Rewrite the entries below with every "legend-label" replaced by "legend-text", leaving all other text unchanged.

ENTRIES PROVIDED:
⟨

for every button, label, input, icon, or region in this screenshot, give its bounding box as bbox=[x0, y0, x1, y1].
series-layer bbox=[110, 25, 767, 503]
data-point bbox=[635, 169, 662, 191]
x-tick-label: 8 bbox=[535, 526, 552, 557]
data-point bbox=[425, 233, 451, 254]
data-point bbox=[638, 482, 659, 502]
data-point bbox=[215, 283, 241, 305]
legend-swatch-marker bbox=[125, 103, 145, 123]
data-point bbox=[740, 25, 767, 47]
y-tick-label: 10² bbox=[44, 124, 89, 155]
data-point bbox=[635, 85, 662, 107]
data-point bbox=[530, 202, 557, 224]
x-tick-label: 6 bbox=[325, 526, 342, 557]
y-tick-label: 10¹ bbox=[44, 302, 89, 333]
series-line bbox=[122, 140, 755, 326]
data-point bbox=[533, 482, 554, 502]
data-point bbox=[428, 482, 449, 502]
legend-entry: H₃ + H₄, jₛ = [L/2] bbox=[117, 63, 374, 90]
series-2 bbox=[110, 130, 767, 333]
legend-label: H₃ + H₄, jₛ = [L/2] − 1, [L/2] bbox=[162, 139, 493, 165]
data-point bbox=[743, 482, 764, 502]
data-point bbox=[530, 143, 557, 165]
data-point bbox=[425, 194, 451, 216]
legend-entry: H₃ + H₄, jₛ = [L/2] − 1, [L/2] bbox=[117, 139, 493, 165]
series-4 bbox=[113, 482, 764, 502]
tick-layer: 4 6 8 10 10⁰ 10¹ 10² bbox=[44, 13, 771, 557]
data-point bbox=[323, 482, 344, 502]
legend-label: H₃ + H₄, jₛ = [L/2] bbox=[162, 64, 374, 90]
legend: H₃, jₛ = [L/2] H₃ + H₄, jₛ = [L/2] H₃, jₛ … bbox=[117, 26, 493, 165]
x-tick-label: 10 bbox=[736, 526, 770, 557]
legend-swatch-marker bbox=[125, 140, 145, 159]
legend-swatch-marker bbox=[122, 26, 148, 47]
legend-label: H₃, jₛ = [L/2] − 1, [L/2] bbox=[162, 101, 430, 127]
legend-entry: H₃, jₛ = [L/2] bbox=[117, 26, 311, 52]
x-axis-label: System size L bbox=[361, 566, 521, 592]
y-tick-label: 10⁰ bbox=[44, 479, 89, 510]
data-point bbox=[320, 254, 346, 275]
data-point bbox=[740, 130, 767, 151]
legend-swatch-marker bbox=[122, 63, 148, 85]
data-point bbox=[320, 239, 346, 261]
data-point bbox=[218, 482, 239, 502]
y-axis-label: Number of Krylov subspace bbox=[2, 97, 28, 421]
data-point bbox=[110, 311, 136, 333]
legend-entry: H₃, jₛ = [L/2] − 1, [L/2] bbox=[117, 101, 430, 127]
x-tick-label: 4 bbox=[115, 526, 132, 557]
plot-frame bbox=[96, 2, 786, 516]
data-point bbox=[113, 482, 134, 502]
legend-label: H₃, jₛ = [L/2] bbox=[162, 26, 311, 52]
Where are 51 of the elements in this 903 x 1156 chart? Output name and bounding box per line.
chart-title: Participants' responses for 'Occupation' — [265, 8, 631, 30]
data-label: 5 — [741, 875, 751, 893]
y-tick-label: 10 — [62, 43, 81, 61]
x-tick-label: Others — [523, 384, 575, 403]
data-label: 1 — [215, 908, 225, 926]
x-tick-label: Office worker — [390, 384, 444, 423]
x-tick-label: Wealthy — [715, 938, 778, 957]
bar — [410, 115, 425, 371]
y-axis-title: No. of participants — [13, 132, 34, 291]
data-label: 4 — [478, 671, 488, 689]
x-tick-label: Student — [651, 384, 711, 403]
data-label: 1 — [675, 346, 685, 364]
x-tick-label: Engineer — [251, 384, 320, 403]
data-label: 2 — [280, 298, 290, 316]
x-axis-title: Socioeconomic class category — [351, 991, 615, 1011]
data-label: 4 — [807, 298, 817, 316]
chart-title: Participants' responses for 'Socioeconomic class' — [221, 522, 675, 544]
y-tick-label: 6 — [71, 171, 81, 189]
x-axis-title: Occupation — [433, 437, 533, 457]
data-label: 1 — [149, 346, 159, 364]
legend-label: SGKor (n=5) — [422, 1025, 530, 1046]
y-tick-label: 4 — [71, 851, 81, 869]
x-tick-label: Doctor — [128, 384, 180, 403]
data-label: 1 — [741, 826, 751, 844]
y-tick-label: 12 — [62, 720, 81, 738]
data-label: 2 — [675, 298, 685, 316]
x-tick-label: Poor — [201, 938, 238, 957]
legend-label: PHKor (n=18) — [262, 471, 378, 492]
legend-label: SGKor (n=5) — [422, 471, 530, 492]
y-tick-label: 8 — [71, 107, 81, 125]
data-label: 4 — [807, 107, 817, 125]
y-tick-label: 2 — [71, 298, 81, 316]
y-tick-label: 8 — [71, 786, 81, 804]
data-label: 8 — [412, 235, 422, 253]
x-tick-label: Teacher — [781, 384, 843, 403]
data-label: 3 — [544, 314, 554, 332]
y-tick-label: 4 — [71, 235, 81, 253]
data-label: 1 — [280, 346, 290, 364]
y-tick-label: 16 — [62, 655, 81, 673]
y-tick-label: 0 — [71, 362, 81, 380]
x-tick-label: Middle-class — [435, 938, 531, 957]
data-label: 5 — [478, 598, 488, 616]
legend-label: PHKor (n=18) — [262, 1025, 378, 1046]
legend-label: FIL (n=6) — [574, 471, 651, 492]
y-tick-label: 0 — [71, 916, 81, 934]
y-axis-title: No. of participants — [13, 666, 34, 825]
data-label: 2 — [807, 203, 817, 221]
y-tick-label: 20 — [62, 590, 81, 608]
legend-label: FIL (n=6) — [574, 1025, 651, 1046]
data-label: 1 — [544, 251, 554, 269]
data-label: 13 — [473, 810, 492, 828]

⟩

RESULT OF THE EXERCISE:
for every button, label, input, icon, or region in this screenshot, give its bounding box as bbox=[x0, y0, x1, y1].
series-layer bbox=[110, 25, 767, 503]
data-point bbox=[635, 169, 662, 191]
x-tick-label: 8 bbox=[535, 526, 552, 557]
data-point bbox=[425, 233, 451, 254]
data-point bbox=[638, 482, 659, 502]
data-point bbox=[215, 283, 241, 305]
legend-swatch-marker bbox=[125, 103, 145, 123]
data-point bbox=[740, 25, 767, 47]
y-tick-label: 10² bbox=[44, 124, 89, 155]
data-point bbox=[635, 85, 662, 107]
data-point bbox=[530, 202, 557, 224]
x-tick-label: 6 bbox=[325, 526, 342, 557]
y-tick-label: 10¹ bbox=[44, 302, 89, 333]
series-line bbox=[122, 140, 755, 326]
data-point bbox=[533, 482, 554, 502]
data-point bbox=[428, 482, 449, 502]
legend-entry: H₃ + H₄, jₛ = [L/2] bbox=[117, 63, 374, 90]
series-2 bbox=[110, 130, 767, 333]
legend-text: H₃ + H₄, jₛ = [L/2] − 1, [L/2] bbox=[162, 139, 493, 165]
data-point bbox=[743, 482, 764, 502]
data-point bbox=[530, 143, 557, 165]
data-point bbox=[425, 194, 451, 216]
legend-entry: H₃ + H₄, jₛ = [L/2] − 1, [L/2] bbox=[117, 139, 493, 165]
series-4 bbox=[113, 482, 764, 502]
tick-layer: 4 6 8 10 10⁰ 10¹ 10² bbox=[44, 13, 771, 557]
data-point bbox=[323, 482, 344, 502]
legend-text: H₃ + H₄, jₛ = [L/2] bbox=[162, 64, 374, 90]
legend: H₃, jₛ = [L/2] H₃ + H₄, jₛ = [L/2] H₃, jₛ … bbox=[117, 26, 493, 165]
x-tick-label: 10 bbox=[736, 526, 770, 557]
legend-swatch-marker bbox=[125, 140, 145, 159]
legend-swatch-marker bbox=[122, 26, 148, 47]
legend-text: H₃, jₛ = [L/2] − 1, [L/2] bbox=[162, 101, 430, 127]
legend-entry: H₃, jₛ = [L/2] bbox=[117, 26, 311, 52]
x-axis-label: System size L bbox=[361, 566, 521, 592]
y-tick-label: 10⁰ bbox=[44, 479, 89, 510]
data-point bbox=[320, 254, 346, 275]
data-point bbox=[740, 130, 767, 151]
legend-swatch-marker bbox=[122, 63, 148, 85]
data-point bbox=[320, 239, 346, 261]
data-point bbox=[218, 482, 239, 502]
y-axis-label: Number of Krylov subspace bbox=[2, 97, 28, 421]
data-point bbox=[110, 311, 136, 333]
legend-entry: H₃, jₛ = [L/2] − 1, [L/2] bbox=[117, 101, 430, 127]
x-tick-label: 4 bbox=[115, 526, 132, 557]
plot-frame bbox=[96, 2, 786, 516]
data-point bbox=[113, 482, 134, 502]
legend-text: H₃, jₛ = [L/2] bbox=[162, 26, 311, 52]
Where are 51 of the elements in this 903 x 1156 chart? Output name and bounding box per line.
chart-title: Participants' responses for 'Occupation' — [265, 8, 631, 30]
data-label: 5 — [741, 875, 751, 893]
y-tick-label: 10 — [62, 43, 81, 61]
x-tick-label: Others — [523, 384, 575, 403]
data-label: 1 — [215, 908, 225, 926]
x-tick-label: Office worker — [390, 384, 444, 423]
x-tick-label: Wealthy — [715, 938, 778, 957]
bar — [410, 115, 425, 371]
y-axis-title: No. of participants — [13, 132, 34, 291]
data-label: 4 — [478, 671, 488, 689]
x-tick-label: Student — [651, 384, 711, 403]
data-label: 1 — [675, 346, 685, 364]
x-tick-label: Engineer — [251, 384, 320, 403]
data-label: 2 — [280, 298, 290, 316]
x-axis-title: Socioeconomic class category — [351, 991, 615, 1011]
data-label: 4 — [807, 298, 817, 316]
chart-title: Participants' responses for 'Socioeconomic class' — [221, 522, 675, 544]
y-tick-label: 6 — [71, 171, 81, 189]
x-axis-title: Occupation — [433, 437, 533, 457]
data-label: 1 — [149, 346, 159, 364]
legend-text: SGKor (n=5) — [422, 1025, 530, 1046]
y-tick-label: 4 — [71, 851, 81, 869]
x-tick-label: Doctor — [128, 384, 180, 403]
data-label: 1 — [741, 826, 751, 844]
y-tick-label: 12 — [62, 720, 81, 738]
data-label: 2 — [675, 298, 685, 316]
x-tick-label: Poor — [201, 938, 238, 957]
legend-text: PHKor (n=18) — [262, 471, 378, 492]
legend-text: SGKor (n=5) — [422, 471, 530, 492]
y-tick-label: 8 — [71, 107, 81, 125]
data-label: 4 — [807, 107, 817, 125]
y-tick-label: 2 — [71, 298, 81, 316]
y-tick-label: 8 — [71, 786, 81, 804]
data-label: 8 — [412, 235, 422, 253]
x-tick-label: Teacher — [781, 384, 843, 403]
data-label: 3 — [544, 314, 554, 332]
y-tick-label: 4 — [71, 235, 81, 253]
data-label: 1 — [280, 346, 290, 364]
y-tick-label: 16 — [62, 655, 81, 673]
y-tick-label: 0 — [71, 362, 81, 380]
x-tick-label: Middle-class — [435, 938, 531, 957]
data-label: 5 — [478, 598, 488, 616]
legend-text: PHKor (n=18) — [262, 1025, 378, 1046]
legend-text: FIL (n=6) — [574, 471, 651, 492]
y-tick-label: 0 — [71, 916, 81, 934]
y-axis-title: No. of participants — [13, 666, 34, 825]
data-label: 2 — [807, 203, 817, 221]
y-tick-label: 20 — [62, 590, 81, 608]
legend-text: FIL (n=6) — [574, 1025, 651, 1046]
data-label: 1 — [544, 251, 554, 269]
data-label: 13 — [473, 810, 492, 828]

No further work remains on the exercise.